● **What you will do**
Each line below should be quoted exactly, please.

>> Start Dataset excerpts

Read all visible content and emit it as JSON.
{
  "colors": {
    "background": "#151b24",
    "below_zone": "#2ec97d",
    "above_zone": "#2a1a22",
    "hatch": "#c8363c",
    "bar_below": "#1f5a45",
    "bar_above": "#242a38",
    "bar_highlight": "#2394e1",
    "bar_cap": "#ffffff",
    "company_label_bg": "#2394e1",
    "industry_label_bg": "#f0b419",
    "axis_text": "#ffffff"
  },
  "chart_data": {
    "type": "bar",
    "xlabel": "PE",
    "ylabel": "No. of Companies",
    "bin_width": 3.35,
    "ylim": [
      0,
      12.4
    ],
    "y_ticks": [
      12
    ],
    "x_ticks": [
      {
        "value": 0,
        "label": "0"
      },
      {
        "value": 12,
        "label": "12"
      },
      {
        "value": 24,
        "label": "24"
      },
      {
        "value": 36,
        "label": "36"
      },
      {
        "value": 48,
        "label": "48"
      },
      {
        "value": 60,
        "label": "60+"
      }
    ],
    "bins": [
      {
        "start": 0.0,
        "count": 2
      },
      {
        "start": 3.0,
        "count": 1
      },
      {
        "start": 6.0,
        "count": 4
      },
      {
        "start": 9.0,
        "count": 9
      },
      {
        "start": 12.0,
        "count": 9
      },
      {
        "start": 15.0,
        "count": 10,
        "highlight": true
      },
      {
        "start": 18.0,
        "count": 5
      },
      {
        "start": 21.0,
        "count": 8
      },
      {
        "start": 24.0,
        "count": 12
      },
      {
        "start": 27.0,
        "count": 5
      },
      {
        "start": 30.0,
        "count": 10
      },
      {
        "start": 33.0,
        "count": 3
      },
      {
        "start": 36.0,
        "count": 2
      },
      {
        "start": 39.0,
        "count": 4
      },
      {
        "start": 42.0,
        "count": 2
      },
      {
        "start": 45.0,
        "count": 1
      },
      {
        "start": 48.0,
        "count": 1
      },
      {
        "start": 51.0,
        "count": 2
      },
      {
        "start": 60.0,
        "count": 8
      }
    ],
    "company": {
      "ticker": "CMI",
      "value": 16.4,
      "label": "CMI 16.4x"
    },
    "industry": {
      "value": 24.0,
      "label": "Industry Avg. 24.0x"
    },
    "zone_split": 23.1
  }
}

>> End Dataset excerpts

● **Written solution**
Read all visible content and emit it as JSON.
{
  "colors": {
    "background": "#151b24",
    "below_zone": "#2ec97d",
    "above_zone": "#2a1a22",
    "hatch": "#c8363c",
    "bar_below": "#1f5a45",
    "bar_above": "#242a38",
    "bar_highlight": "#2394e1",
    "bar_cap": "#ffffff",
    "company_label_bg": "#2394e1",
    "industry_label_bg": "#f0b419",
    "axis_text": "#ffffff"
  },
  "chart_data": {
    "type": "bar",
    "xlabel": "PE",
    "ylabel": "No. of Companies",
    "bin_width": 3.35,
    "ylim": [
      0,
      12.4
    ],
    "y_ticks": [
      12
    ],
    "x_ticks": [
      {
        "value": 0,
        "label": "0"
      },
      {
        "value": 12,
        "label": "12"
      },
      {
        "value": 24,
        "label": "24"
      },
      {
        "value": 36,
        "label": "36"
      },
      {
        "value": 48,
        "label": "48"
      },
      {
        "value": 60,
        "label": "60+"
      }
    ],
    "bins": [
      {
        "start": 0.0,
        "count": 2
      },
      {
        "start": 3.0,
        "count": 1
      },
      {
        "start": 6.0,
        "count": 4
      },
      {
        "start": 9.0,
        "count": 9
      },
      {
        "start": 12.0,
        "count": 9
      },
      {
        "start": 15.0,
        "count": 10,
        "highlight": true
      },
      {
        "start": 18.0,
        "count": 5
      },
      {
        "start": 21.0,
        "count": 8
      },
      {
        "start": 24.0,
        "count": 12
      },
      {
        "start": 27.0,
        "count": 5
      },
      {
        "start": 30.0,
        "count": 10
      },
      {
        "start": 33.0,
        "count": 3
      },
      {
        "start": 36.0,
        "count": 2
      },
      {
        "start": 39.0,
        "count": 4
      },
      {
        "start": 42.0,
        "count": 2
      },
      {
        "start": 45.0,
        "count": 1
      },
      {
        "start": 48.0,
        "count": 1
      },
      {
        "start": 51.0,
        "count": 2
      },
      {
        "start": 60.0,
        "count": 8
      }
    ],
    "company": {
      "ticker": "CMI",
      "value": 16.4,
      "label": "CMI 16.4x"
    },
    "industry": {
      "value": 24.0,
      "label": "Industry Avg. 24.0x"
    },
    "zone_split": 23.1
  }
}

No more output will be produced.